:: WHAT IS ASKED ::
Find every line in the records below that holds the word "this" and copy it.

:: RECORDS SHOWN ::
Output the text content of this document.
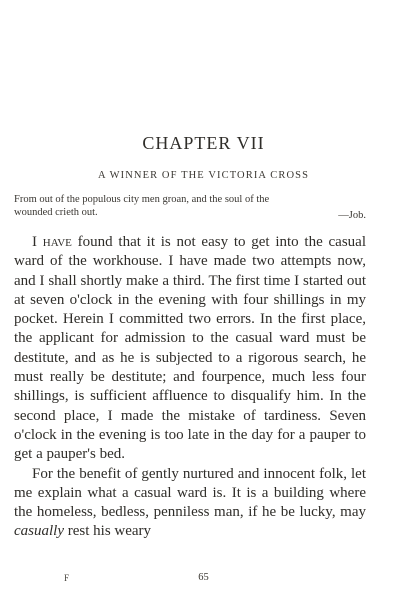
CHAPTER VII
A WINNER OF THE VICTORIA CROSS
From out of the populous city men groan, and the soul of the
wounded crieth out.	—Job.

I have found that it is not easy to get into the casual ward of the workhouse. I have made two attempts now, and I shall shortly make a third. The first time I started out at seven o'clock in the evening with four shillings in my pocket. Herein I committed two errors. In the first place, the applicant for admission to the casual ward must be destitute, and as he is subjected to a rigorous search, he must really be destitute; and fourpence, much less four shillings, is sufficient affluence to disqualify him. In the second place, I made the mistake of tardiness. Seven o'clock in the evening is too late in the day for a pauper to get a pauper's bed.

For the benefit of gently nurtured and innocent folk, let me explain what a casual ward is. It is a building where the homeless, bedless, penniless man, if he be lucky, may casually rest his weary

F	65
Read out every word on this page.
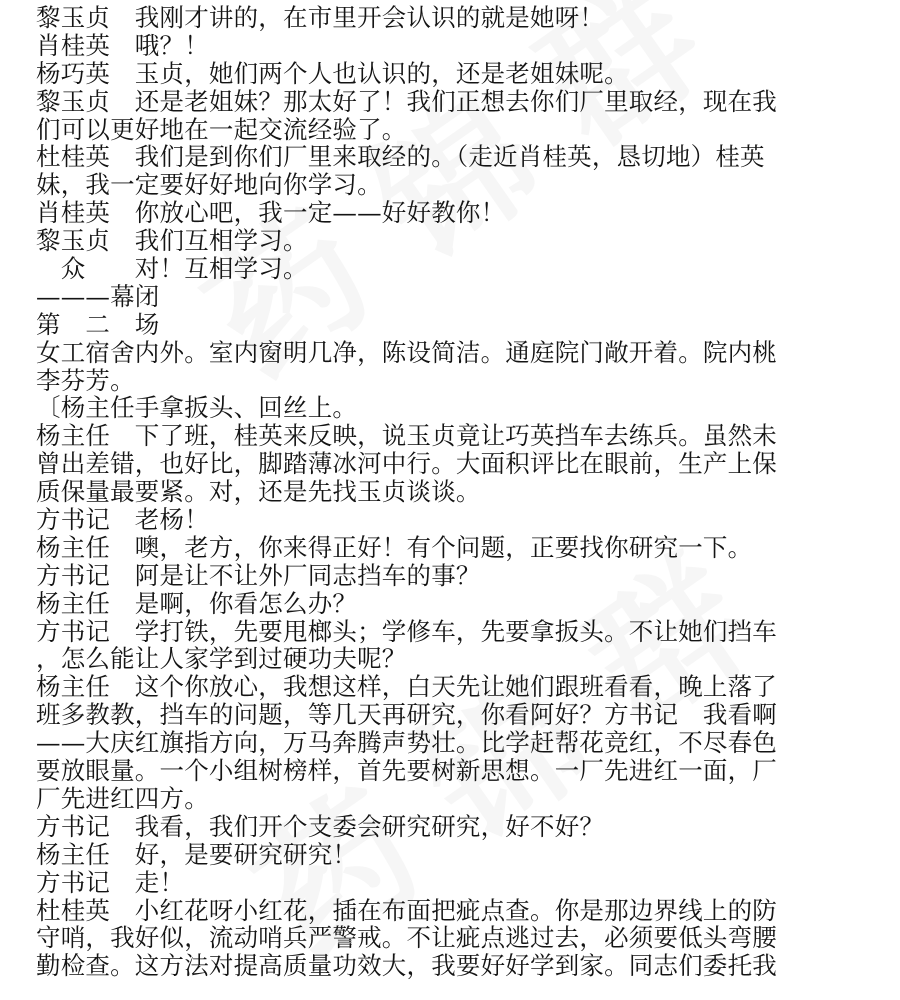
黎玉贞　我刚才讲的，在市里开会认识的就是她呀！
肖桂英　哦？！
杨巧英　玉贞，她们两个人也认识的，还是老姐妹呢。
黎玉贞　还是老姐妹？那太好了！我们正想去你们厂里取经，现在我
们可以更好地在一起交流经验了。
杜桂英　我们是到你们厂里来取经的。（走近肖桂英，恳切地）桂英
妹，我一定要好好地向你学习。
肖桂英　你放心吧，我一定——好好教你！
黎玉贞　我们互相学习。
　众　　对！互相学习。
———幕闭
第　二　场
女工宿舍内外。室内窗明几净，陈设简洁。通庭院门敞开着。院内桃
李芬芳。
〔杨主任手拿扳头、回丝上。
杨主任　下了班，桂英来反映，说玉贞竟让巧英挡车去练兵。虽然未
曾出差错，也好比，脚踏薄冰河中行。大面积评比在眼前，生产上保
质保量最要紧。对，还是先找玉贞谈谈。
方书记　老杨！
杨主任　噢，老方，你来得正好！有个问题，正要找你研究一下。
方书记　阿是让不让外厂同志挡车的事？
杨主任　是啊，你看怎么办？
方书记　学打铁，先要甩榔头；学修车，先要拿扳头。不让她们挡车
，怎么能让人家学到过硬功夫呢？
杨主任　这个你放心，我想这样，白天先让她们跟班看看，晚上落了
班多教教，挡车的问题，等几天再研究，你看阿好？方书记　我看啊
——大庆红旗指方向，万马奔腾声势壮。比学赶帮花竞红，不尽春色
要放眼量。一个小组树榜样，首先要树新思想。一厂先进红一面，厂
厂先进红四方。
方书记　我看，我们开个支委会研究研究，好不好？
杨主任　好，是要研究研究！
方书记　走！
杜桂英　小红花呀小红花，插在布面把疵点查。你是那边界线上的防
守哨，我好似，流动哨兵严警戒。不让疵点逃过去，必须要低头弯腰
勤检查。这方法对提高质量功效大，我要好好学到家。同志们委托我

:: WORKED ANSWER ::
Output the text content of this document.
Read out every word on this page.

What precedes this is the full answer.